## Task statement
Report how many of the lines below contain the string "title", with case counting, and give only the number.

Layout coordinate data:
········

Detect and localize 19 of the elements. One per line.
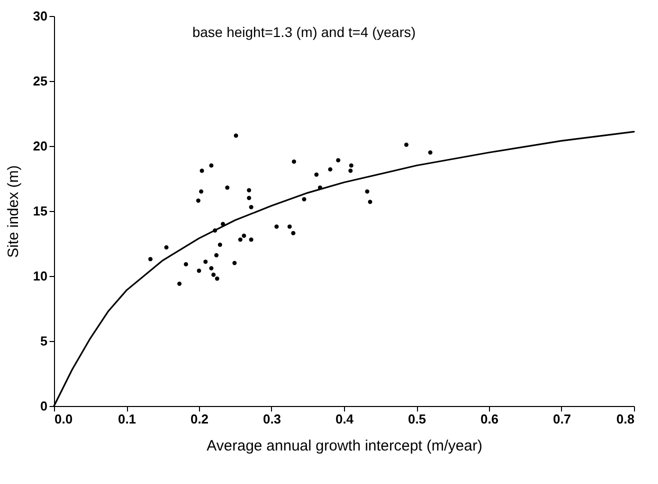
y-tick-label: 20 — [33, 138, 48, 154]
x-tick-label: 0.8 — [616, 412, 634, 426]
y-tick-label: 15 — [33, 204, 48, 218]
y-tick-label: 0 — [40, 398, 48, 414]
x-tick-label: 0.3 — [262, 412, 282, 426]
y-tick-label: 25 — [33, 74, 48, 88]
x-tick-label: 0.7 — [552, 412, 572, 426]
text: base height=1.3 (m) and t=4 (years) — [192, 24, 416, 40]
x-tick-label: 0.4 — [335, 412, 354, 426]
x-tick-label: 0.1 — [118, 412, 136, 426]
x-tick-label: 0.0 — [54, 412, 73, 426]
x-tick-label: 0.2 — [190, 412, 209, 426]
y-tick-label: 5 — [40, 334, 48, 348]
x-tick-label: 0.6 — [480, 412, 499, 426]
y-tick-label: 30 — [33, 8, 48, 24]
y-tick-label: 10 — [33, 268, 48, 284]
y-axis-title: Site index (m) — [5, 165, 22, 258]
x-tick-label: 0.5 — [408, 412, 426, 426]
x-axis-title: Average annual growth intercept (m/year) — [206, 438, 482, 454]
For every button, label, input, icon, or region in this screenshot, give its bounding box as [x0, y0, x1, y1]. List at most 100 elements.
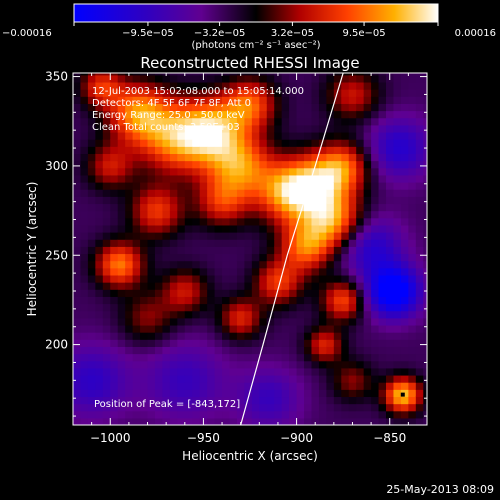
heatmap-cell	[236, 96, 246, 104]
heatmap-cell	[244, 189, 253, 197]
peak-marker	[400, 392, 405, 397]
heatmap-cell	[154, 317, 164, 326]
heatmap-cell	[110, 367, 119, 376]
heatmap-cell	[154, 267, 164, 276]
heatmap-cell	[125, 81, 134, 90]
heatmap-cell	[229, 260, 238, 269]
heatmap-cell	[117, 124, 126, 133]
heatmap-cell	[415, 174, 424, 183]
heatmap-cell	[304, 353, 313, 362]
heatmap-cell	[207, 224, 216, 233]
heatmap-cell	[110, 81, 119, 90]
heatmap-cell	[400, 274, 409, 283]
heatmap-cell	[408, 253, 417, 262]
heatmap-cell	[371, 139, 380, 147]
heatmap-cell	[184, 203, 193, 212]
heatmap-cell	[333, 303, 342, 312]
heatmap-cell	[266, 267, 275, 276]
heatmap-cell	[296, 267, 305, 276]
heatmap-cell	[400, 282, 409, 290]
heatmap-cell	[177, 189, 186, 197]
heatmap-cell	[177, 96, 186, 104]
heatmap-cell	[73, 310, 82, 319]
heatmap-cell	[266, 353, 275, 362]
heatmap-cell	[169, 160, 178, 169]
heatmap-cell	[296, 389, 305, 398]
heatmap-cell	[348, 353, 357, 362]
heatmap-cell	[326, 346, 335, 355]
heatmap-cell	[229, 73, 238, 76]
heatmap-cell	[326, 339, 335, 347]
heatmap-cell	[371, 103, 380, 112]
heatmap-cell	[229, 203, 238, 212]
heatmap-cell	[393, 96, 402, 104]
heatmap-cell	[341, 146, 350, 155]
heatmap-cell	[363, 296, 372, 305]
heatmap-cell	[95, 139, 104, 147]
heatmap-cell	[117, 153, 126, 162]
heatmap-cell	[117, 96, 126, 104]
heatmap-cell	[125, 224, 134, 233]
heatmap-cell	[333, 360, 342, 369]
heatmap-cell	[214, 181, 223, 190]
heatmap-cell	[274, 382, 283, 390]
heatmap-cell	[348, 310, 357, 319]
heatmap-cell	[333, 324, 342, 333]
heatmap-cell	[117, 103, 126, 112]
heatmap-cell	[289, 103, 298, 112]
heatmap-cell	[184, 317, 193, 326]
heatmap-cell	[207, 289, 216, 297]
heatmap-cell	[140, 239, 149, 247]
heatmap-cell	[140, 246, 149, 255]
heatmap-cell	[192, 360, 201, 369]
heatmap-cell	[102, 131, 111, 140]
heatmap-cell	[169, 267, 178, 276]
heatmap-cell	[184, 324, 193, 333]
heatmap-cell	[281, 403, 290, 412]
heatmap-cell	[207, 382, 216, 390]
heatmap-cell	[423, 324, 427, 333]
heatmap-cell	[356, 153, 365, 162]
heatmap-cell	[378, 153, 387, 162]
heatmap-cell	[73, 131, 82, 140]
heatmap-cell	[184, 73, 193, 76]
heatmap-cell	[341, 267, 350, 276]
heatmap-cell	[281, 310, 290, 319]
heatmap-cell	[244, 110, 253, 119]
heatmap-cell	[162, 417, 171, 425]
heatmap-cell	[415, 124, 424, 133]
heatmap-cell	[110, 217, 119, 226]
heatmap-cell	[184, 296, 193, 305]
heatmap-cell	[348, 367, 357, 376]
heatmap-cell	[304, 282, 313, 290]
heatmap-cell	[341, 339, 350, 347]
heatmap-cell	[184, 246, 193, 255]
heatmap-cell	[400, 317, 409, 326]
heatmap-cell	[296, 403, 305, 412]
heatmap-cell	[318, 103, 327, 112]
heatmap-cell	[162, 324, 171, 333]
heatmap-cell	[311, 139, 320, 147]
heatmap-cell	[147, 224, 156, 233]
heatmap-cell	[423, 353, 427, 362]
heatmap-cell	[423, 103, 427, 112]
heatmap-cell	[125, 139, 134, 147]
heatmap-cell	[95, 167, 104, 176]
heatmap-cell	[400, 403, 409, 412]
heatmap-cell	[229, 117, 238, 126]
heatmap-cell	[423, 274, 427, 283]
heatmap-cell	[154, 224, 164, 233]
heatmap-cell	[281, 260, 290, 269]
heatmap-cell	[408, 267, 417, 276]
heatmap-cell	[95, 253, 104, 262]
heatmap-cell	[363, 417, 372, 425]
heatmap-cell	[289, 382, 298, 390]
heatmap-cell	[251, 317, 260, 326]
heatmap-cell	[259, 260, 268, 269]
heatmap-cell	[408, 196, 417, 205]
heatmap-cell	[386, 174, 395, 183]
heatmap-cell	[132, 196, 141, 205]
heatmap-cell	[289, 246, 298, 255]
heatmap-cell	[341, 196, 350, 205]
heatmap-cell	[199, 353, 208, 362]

········

## Task result
2